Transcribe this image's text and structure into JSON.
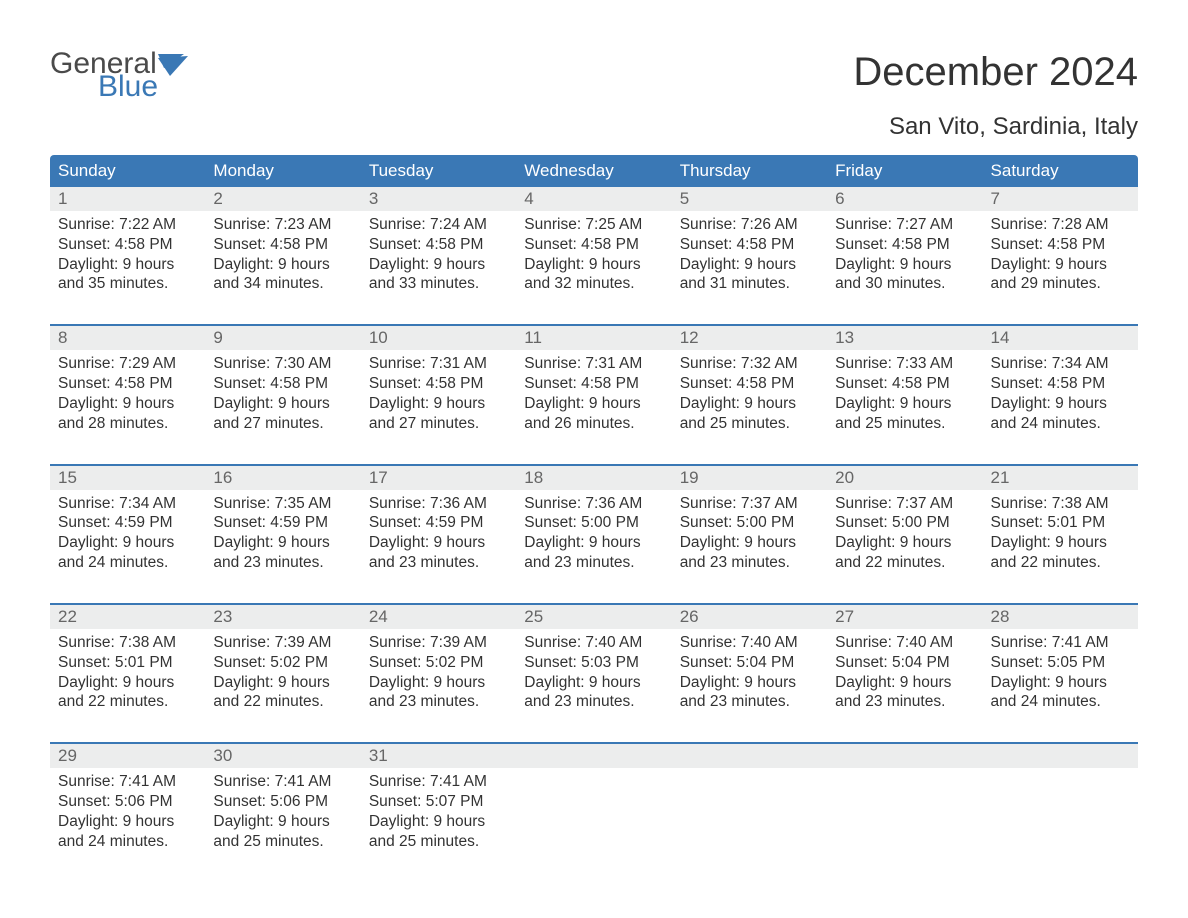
{
  "logo": {
    "text_top": "General",
    "text_bottom": "Blue",
    "color_top": "#4a4a4a",
    "color_bottom": "#3a78b5",
    "flag_color": "#3a78b5"
  },
  "header": {
    "month_title": "December 2024",
    "location": "San Vito, Sardinia, Italy"
  },
  "calendar": {
    "type": "table",
    "header_bg": "#3a78b5",
    "header_text_color": "#ffffff",
    "daynum_bg": "#eceded",
    "daynum_color": "#666666",
    "week_separator_color": "#3a78b5",
    "body_text_color": "#333333",
    "background_color": "#ffffff",
    "weekdays": [
      "Sunday",
      "Monday",
      "Tuesday",
      "Wednesday",
      "Thursday",
      "Friday",
      "Saturday"
    ],
    "weeks": [
      {
        "days": [
          {
            "num": "1",
            "sunrise": "Sunrise: 7:22 AM",
            "sunset": "Sunset: 4:58 PM",
            "daylight": "Daylight: 9 hours and 35 minutes."
          },
          {
            "num": "2",
            "sunrise": "Sunrise: 7:23 AM",
            "sunset": "Sunset: 4:58 PM",
            "daylight": "Daylight: 9 hours and 34 minutes."
          },
          {
            "num": "3",
            "sunrise": "Sunrise: 7:24 AM",
            "sunset": "Sunset: 4:58 PM",
            "daylight": "Daylight: 9 hours and 33 minutes."
          },
          {
            "num": "4",
            "sunrise": "Sunrise: 7:25 AM",
            "sunset": "Sunset: 4:58 PM",
            "daylight": "Daylight: 9 hours and 32 minutes."
          },
          {
            "num": "5",
            "sunrise": "Sunrise: 7:26 AM",
            "sunset": "Sunset: 4:58 PM",
            "daylight": "Daylight: 9 hours and 31 minutes."
          },
          {
            "num": "6",
            "sunrise": "Sunrise: 7:27 AM",
            "sunset": "Sunset: 4:58 PM",
            "daylight": "Daylight: 9 hours and 30 minutes."
          },
          {
            "num": "7",
            "sunrise": "Sunrise: 7:28 AM",
            "sunset": "Sunset: 4:58 PM",
            "daylight": "Daylight: 9 hours and 29 minutes."
          }
        ]
      },
      {
        "days": [
          {
            "num": "8",
            "sunrise": "Sunrise: 7:29 AM",
            "sunset": "Sunset: 4:58 PM",
            "daylight": "Daylight: 9 hours and 28 minutes."
          },
          {
            "num": "9",
            "sunrise": "Sunrise: 7:30 AM",
            "sunset": "Sunset: 4:58 PM",
            "daylight": "Daylight: 9 hours and 27 minutes."
          },
          {
            "num": "10",
            "sunrise": "Sunrise: 7:31 AM",
            "sunset": "Sunset: 4:58 PM",
            "daylight": "Daylight: 9 hours and 27 minutes."
          },
          {
            "num": "11",
            "sunrise": "Sunrise: 7:31 AM",
            "sunset": "Sunset: 4:58 PM",
            "daylight": "Daylight: 9 hours and 26 minutes."
          },
          {
            "num": "12",
            "sunrise": "Sunrise: 7:32 AM",
            "sunset": "Sunset: 4:58 PM",
            "daylight": "Daylight: 9 hours and 25 minutes."
          },
          {
            "num": "13",
            "sunrise": "Sunrise: 7:33 AM",
            "sunset": "Sunset: 4:58 PM",
            "daylight": "Daylight: 9 hours and 25 minutes."
          },
          {
            "num": "14",
            "sunrise": "Sunrise: 7:34 AM",
            "sunset": "Sunset: 4:58 PM",
            "daylight": "Daylight: 9 hours and 24 minutes."
          }
        ]
      },
      {
        "days": [
          {
            "num": "15",
            "sunrise": "Sunrise: 7:34 AM",
            "sunset": "Sunset: 4:59 PM",
            "daylight": "Daylight: 9 hours and 24 minutes."
          },
          {
            "num": "16",
            "sunrise": "Sunrise: 7:35 AM",
            "sunset": "Sunset: 4:59 PM",
            "daylight": "Daylight: 9 hours and 23 minutes."
          },
          {
            "num": "17",
            "sunrise": "Sunrise: 7:36 AM",
            "sunset": "Sunset: 4:59 PM",
            "daylight": "Daylight: 9 hours and 23 minutes."
          },
          {
            "num": "18",
            "sunrise": "Sunrise: 7:36 AM",
            "sunset": "Sunset: 5:00 PM",
            "daylight": "Daylight: 9 hours and 23 minutes."
          },
          {
            "num": "19",
            "sunrise": "Sunrise: 7:37 AM",
            "sunset": "Sunset: 5:00 PM",
            "daylight": "Daylight: 9 hours and 23 minutes."
          },
          {
            "num": "20",
            "sunrise": "Sunrise: 7:37 AM",
            "sunset": "Sunset: 5:00 PM",
            "daylight": "Daylight: 9 hours and 22 minutes."
          },
          {
            "num": "21",
            "sunrise": "Sunrise: 7:38 AM",
            "sunset": "Sunset: 5:01 PM",
            "daylight": "Daylight: 9 hours and 22 minutes."
          }
        ]
      },
      {
        "days": [
          {
            "num": "22",
            "sunrise": "Sunrise: 7:38 AM",
            "sunset": "Sunset: 5:01 PM",
            "daylight": "Daylight: 9 hours and 22 minutes."
          },
          {
            "num": "23",
            "sunrise": "Sunrise: 7:39 AM",
            "sunset": "Sunset: 5:02 PM",
            "daylight": "Daylight: 9 hours and 22 minutes."
          },
          {
            "num": "24",
            "sunrise": "Sunrise: 7:39 AM",
            "sunset": "Sunset: 5:02 PM",
            "daylight": "Daylight: 9 hours and 23 minutes."
          },
          {
            "num": "25",
            "sunrise": "Sunrise: 7:40 AM",
            "sunset": "Sunset: 5:03 PM",
            "daylight": "Daylight: 9 hours and 23 minutes."
          },
          {
            "num": "26",
            "sunrise": "Sunrise: 7:40 AM",
            "sunset": "Sunset: 5:04 PM",
            "daylight": "Daylight: 9 hours and 23 minutes."
          },
          {
            "num": "27",
            "sunrise": "Sunrise: 7:40 AM",
            "sunset": "Sunset: 5:04 PM",
            "daylight": "Daylight: 9 hours and 23 minutes."
          },
          {
            "num": "28",
            "sunrise": "Sunrise: 7:41 AM",
            "sunset": "Sunset: 5:05 PM",
            "daylight": "Daylight: 9 hours and 24 minutes."
          }
        ]
      },
      {
        "days": [
          {
            "num": "29",
            "sunrise": "Sunrise: 7:41 AM",
            "sunset": "Sunset: 5:06 PM",
            "daylight": "Daylight: 9 hours and 24 minutes."
          },
          {
            "num": "30",
            "sunrise": "Sunrise: 7:41 AM",
            "sunset": "Sunset: 5:06 PM",
            "daylight": "Daylight: 9 hours and 25 minutes."
          },
          {
            "num": "31",
            "sunrise": "Sunrise: 7:41 AM",
            "sunset": "Sunset: 5:07 PM",
            "daylight": "Daylight: 9 hours and 25 minutes."
          },
          {
            "num": "",
            "sunrise": "",
            "sunset": "",
            "daylight": ""
          },
          {
            "num": "",
            "sunrise": "",
            "sunset": "",
            "daylight": ""
          },
          {
            "num": "",
            "sunrise": "",
            "sunset": "",
            "daylight": ""
          },
          {
            "num": "",
            "sunrise": "",
            "sunset": "",
            "daylight": ""
          }
        ]
      }
    ]
  }
}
----------
▸ DIRECTIONS
Omit the pictures. Transcribe every record exactly.

▸ CORRECT RESULT
Transcribe this image's text and structure into JSON.
{
  "logo": {
    "text_top": "General",
    "text_bottom": "Blue",
    "color_top": "#4a4a4a",
    "color_bottom": "#3a78b5",
    "flag_color": "#3a78b5"
  },
  "header": {
    "month_title": "December 2024",
    "location": "San Vito, Sardinia, Italy"
  },
  "calendar": {
    "type": "table",
    "header_bg": "#3a78b5",
    "header_text_color": "#ffffff",
    "daynum_bg": "#eceded",
    "daynum_color": "#666666",
    "week_separator_color": "#3a78b5",
    "body_text_color": "#333333",
    "background_color": "#ffffff",
    "weekdays": [
      "Sunday",
      "Monday",
      "Tuesday",
      "Wednesday",
      "Thursday",
      "Friday",
      "Saturday"
    ],
    "weeks": [
      {
        "days": [
          {
            "num": "1",
            "sunrise": "Sunrise: 7:22 AM",
            "sunset": "Sunset: 4:58 PM",
            "daylight": "Daylight: 9 hours and 35 minutes."
          },
          {
            "num": "2",
            "sunrise": "Sunrise: 7:23 AM",
            "sunset": "Sunset: 4:58 PM",
            "daylight": "Daylight: 9 hours and 34 minutes."
          },
          {
            "num": "3",
            "sunrise": "Sunrise: 7:24 AM",
            "sunset": "Sunset: 4:58 PM",
            "daylight": "Daylight: 9 hours and 33 minutes."
          },
          {
            "num": "4",
            "sunrise": "Sunrise: 7:25 AM",
            "sunset": "Sunset: 4:58 PM",
            "daylight": "Daylight: 9 hours and 32 minutes."
          },
          {
            "num": "5",
            "sunrise": "Sunrise: 7:26 AM",
            "sunset": "Sunset: 4:58 PM",
            "daylight": "Daylight: 9 hours and 31 minutes."
          },
          {
            "num": "6",
            "sunrise": "Sunrise: 7:27 AM",
            "sunset": "Sunset: 4:58 PM",
            "daylight": "Daylight: 9 hours and 30 minutes."
          },
          {
            "num": "7",
            "sunrise": "Sunrise: 7:28 AM",
            "sunset": "Sunset: 4:58 PM",
            "daylight": "Daylight: 9 hours and 29 minutes."
          }
        ]
      },
      {
        "days": [
          {
            "num": "8",
            "sunrise": "Sunrise: 7:29 AM",
            "sunset": "Sunset: 4:58 PM",
            "daylight": "Daylight: 9 hours and 28 minutes."
          },
          {
            "num": "9",
            "sunrise": "Sunrise: 7:30 AM",
            "sunset": "Sunset: 4:58 PM",
            "daylight": "Daylight: 9 hours and 27 minutes."
          },
          {
            "num": "10",
            "sunrise": "Sunrise: 7:31 AM",
            "sunset": "Sunset: 4:58 PM",
            "daylight": "Daylight: 9 hours and 27 minutes."
          },
          {
            "num": "11",
            "sunrise": "Sunrise: 7:31 AM",
            "sunset": "Sunset: 4:58 PM",
            "daylight": "Daylight: 9 hours and 26 minutes."
          },
          {
            "num": "12",
            "sunrise": "Sunrise: 7:32 AM",
            "sunset": "Sunset: 4:58 PM",
            "daylight": "Daylight: 9 hours and 25 minutes."
          },
          {
            "num": "13",
            "sunrise": "Sunrise: 7:33 AM",
            "sunset": "Sunset: 4:58 PM",
            "daylight": "Daylight: 9 hours and 25 minutes."
          },
          {
            "num": "14",
            "sunrise": "Sunrise: 7:34 AM",
            "sunset": "Sunset: 4:58 PM",
            "daylight": "Daylight: 9 hours and 24 minutes."
          }
        ]
      },
      {
        "days": [
          {
            "num": "15",
            "sunrise": "Sunrise: 7:34 AM",
            "sunset": "Sunset: 4:59 PM",
            "daylight": "Daylight: 9 hours and 24 minutes."
          },
          {
            "num": "16",
            "sunrise": "Sunrise: 7:35 AM",
            "sunset": "Sunset: 4:59 PM",
            "daylight": "Daylight: 9 hours and 23 minutes."
          },
          {
            "num": "17",
            "sunrise": "Sunrise: 7:36 AM",
            "sunset": "Sunset: 4:59 PM",
            "daylight": "Daylight: 9 hours and 23 minutes."
          },
          {
            "num": "18",
            "sunrise": "Sunrise: 7:36 AM",
            "sunset": "Sunset: 5:00 PM",
            "daylight": "Daylight: 9 hours and 23 minutes."
          },
          {
            "num": "19",
            "sunrise": "Sunrise: 7:37 AM",
            "sunset": "Sunset: 5:00 PM",
            "daylight": "Daylight: 9 hours and 23 minutes."
          },
          {
            "num": "20",
            "sunrise": "Sunrise: 7:37 AM",
            "sunset": "Sunset: 5:00 PM",
            "daylight": "Daylight: 9 hours and 22 minutes."
          },
          {
            "num": "21",
            "sunrise": "Sunrise: 7:38 AM",
            "sunset": "Sunset: 5:01 PM",
            "daylight": "Daylight: 9 hours and 22 minutes."
          }
        ]
      },
      {
        "days": [
          {
            "num": "22",
            "sunrise": "Sunrise: 7:38 AM",
            "sunset": "Sunset: 5:01 PM",
            "daylight": "Daylight: 9 hours and 22 minutes."
          },
          {
            "num": "23",
            "sunrise": "Sunrise: 7:39 AM",
            "sunset": "Sunset: 5:02 PM",
            "daylight": "Daylight: 9 hours and 22 minutes."
          },
          {
            "num": "24",
            "sunrise": "Sunrise: 7:39 AM",
            "sunset": "Sunset: 5:02 PM",
            "daylight": "Daylight: 9 hours and 23 minutes."
          },
          {
            "num": "25",
            "sunrise": "Sunrise: 7:40 AM",
            "sunset": "Sunset: 5:03 PM",
            "daylight": "Daylight: 9 hours and 23 minutes."
          },
          {
            "num": "26",
            "sunrise": "Sunrise: 7:40 AM",
            "sunset": "Sunset: 5:04 PM",
            "daylight": "Daylight: 9 hours and 23 minutes."
          },
          {
            "num": "27",
            "sunrise": "Sunrise: 7:40 AM",
            "sunset": "Sunset: 5:04 PM",
            "daylight": "Daylight: 9 hours and 23 minutes."
          },
          {
            "num": "28",
            "sunrise": "Sunrise: 7:41 AM",
            "sunset": "Sunset: 5:05 PM",
            "daylight": "Daylight: 9 hours and 24 minutes."
          }
        ]
      },
      {
        "days": [
          {
            "num": "29",
            "sunrise": "Sunrise: 7:41 AM",
            "sunset": "Sunset: 5:06 PM",
            "daylight": "Daylight: 9 hours and 24 minutes."
          },
          {
            "num": "30",
            "sunrise": "Sunrise: 7:41 AM",
            "sunset": "Sunset: 5:06 PM",
            "daylight": "Daylight: 9 hours and 25 minutes."
          },
          {
            "num": "31",
            "sunrise": "Sunrise: 7:41 AM",
            "sunset": "Sunset: 5:07 PM",
            "daylight": "Daylight: 9 hours and 25 minutes."
          },
          {
            "num": "",
            "sunrise": "",
            "sunset": "",
            "daylight": ""
          },
          {
            "num": "",
            "sunrise": "",
            "sunset": "",
            "daylight": ""
          },
          {
            "num": "",
            "sunrise": "",
            "sunset": "",
            "daylight": ""
          },
          {
            "num": "",
            "sunrise": "",
            "sunset": "",
            "daylight": ""
          }
        ]
      }
    ]
  }
}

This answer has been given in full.